The task >>
Update the material below by replacing "bounding box" with "enclosing rectangle" and keeping every other line unchanged. Leave the pictures out of your answer.
== Data rows
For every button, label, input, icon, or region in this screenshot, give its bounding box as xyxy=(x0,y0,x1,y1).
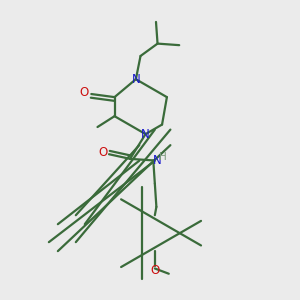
Text: N: N xyxy=(131,73,140,86)
Text: N: N xyxy=(153,154,161,166)
Text: O: O xyxy=(80,86,89,99)
Text: N: N xyxy=(141,128,150,141)
Text: H: H xyxy=(159,152,167,162)
Text: O: O xyxy=(150,264,160,278)
Text: O: O xyxy=(98,146,107,159)
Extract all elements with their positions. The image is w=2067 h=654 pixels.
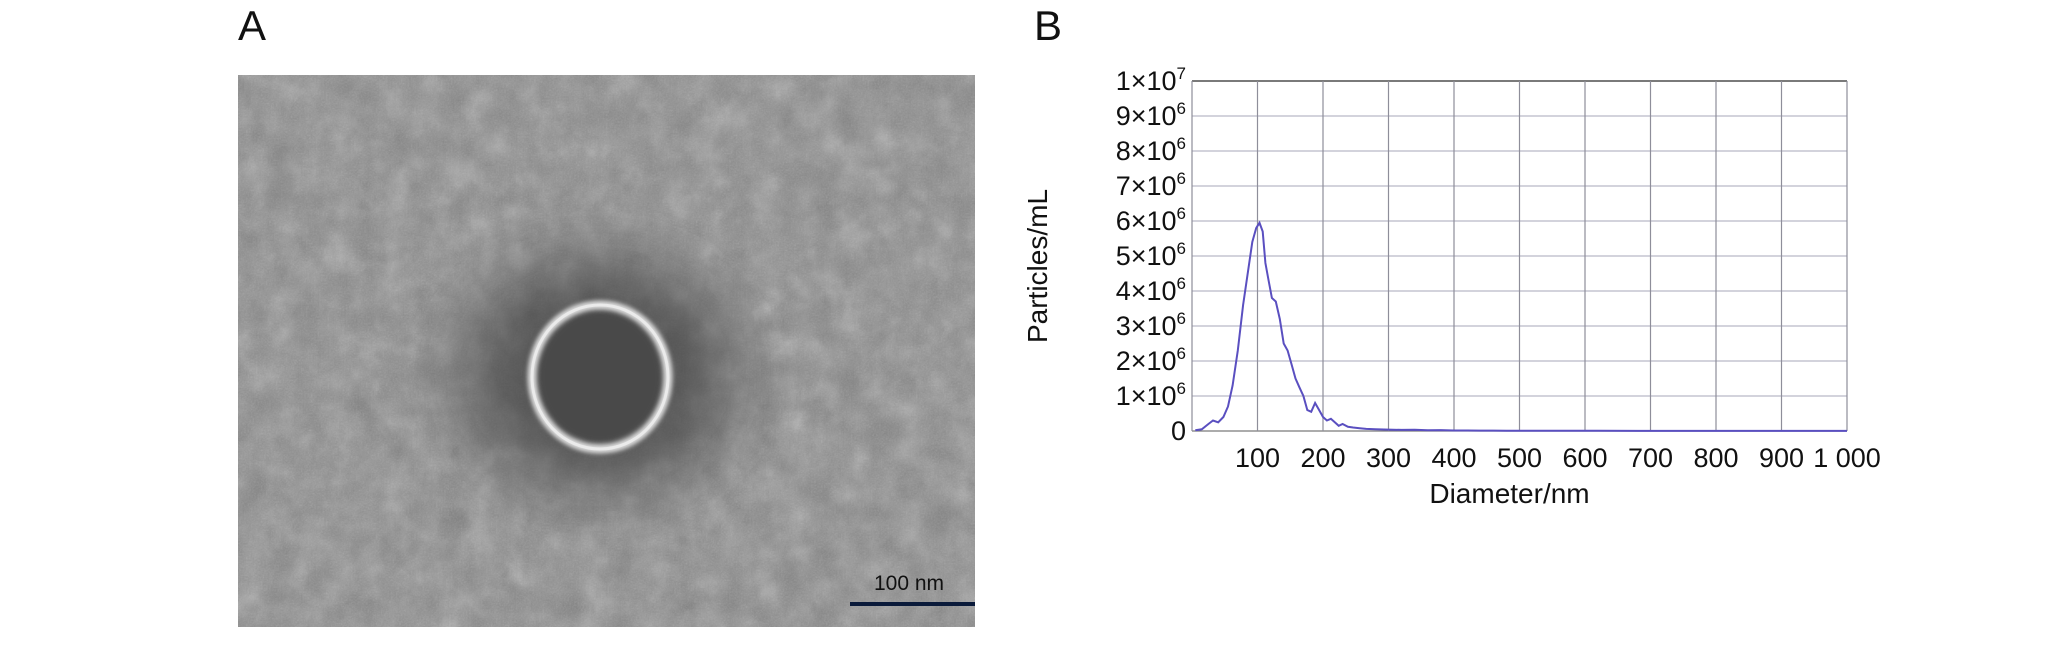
====
Written reply >>
For every button, label, input, icon, or region in this screenshot, give its enclosing rectangle as xyxy=(x0,y0,x1,y1).
Text: N: N xyxy=(131,73,140,86)
Text: N: N xyxy=(153,154,161,166)
Text: O: O xyxy=(80,86,89,99)
Text: N: N xyxy=(141,128,150,141)
Text: H: H xyxy=(159,152,167,162)
Text: O: O xyxy=(150,264,160,278)
Text: O: O xyxy=(98,146,107,159)
Extract all elements with their positions. The image is w=2067 h=654 pixels.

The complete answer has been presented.